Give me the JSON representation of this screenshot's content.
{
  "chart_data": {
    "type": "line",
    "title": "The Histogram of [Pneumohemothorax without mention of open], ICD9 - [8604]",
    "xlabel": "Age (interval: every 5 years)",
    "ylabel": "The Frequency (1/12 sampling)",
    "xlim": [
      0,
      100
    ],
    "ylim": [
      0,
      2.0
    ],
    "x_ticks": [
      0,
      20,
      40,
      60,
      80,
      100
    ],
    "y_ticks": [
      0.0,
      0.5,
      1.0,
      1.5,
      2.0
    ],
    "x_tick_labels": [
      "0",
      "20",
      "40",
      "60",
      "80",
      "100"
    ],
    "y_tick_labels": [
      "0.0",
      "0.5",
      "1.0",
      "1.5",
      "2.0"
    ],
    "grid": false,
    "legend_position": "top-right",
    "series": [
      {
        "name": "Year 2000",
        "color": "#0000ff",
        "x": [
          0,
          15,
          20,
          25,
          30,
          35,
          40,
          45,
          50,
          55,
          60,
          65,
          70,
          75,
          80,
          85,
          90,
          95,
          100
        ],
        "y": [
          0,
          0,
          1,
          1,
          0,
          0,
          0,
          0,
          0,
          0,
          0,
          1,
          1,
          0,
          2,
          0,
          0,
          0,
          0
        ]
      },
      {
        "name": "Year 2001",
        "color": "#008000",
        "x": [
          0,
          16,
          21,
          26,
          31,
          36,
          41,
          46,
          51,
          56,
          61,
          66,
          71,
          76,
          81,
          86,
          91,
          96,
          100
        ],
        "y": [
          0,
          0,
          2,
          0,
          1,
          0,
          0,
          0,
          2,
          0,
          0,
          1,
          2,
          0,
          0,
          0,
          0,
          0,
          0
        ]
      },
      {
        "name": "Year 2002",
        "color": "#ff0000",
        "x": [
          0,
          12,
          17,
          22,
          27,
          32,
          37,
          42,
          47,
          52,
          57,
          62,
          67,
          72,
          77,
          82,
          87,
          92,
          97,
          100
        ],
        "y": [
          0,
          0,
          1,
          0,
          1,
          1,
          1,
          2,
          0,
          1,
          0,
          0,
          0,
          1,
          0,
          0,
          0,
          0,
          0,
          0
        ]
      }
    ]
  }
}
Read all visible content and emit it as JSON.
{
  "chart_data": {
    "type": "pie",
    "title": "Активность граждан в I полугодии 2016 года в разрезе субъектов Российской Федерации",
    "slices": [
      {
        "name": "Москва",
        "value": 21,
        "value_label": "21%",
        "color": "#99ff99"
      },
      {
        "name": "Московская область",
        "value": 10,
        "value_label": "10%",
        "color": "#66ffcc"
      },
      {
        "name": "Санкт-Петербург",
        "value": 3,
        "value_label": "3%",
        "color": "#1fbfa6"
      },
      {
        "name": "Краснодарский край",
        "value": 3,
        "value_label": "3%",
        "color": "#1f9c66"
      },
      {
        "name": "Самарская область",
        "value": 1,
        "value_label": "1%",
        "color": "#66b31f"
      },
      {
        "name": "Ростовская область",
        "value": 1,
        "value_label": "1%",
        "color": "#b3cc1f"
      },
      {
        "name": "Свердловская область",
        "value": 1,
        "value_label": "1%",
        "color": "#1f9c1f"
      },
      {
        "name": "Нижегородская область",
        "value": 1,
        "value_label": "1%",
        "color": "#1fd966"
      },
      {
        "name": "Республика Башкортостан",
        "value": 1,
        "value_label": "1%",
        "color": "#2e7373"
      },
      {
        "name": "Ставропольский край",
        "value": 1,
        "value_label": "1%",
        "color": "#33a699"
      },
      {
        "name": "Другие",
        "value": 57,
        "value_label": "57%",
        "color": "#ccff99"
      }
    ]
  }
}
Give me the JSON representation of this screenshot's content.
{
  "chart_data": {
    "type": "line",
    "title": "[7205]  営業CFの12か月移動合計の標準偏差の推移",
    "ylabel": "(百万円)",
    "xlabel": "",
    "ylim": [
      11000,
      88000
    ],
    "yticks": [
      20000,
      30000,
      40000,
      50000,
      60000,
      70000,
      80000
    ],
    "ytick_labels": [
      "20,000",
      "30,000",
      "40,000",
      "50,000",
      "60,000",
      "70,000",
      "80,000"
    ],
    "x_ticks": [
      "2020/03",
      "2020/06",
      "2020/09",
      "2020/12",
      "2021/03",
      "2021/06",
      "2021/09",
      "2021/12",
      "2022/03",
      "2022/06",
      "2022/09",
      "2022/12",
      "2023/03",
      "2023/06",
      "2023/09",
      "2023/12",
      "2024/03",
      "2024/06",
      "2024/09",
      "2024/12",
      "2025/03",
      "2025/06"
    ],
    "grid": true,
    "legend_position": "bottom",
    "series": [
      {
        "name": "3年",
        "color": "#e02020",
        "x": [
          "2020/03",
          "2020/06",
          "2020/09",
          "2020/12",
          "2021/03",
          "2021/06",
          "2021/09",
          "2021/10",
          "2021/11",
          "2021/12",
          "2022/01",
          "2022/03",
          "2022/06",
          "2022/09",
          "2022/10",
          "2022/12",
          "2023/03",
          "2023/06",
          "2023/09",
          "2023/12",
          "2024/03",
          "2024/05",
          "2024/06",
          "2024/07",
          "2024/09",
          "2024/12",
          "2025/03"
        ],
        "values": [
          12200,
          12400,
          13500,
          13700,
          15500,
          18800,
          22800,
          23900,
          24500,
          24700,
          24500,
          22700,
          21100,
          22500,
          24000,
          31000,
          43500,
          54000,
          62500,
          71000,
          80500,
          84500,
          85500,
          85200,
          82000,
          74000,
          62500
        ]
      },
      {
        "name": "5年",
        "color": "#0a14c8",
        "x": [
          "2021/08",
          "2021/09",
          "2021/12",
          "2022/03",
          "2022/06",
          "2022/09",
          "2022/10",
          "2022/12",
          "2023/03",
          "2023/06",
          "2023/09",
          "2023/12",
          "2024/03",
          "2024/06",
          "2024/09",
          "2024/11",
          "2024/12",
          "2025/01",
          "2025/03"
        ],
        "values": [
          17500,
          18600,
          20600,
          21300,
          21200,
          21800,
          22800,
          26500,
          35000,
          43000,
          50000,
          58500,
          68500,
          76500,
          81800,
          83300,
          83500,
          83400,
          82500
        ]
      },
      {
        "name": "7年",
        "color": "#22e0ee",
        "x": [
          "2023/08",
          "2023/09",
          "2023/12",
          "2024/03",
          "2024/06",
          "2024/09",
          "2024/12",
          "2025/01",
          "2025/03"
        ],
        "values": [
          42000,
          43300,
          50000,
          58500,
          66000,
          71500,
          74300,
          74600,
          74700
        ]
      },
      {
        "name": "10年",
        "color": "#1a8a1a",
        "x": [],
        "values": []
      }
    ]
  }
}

What you should do:
Gather all lines where the word "область" appears.

Full solution:
        "name": "Московская область",
        "name": "Самарская область",
        "name": "Ростовская область",
        "name": "Свердловская область",
        "name": "Нижегородская область",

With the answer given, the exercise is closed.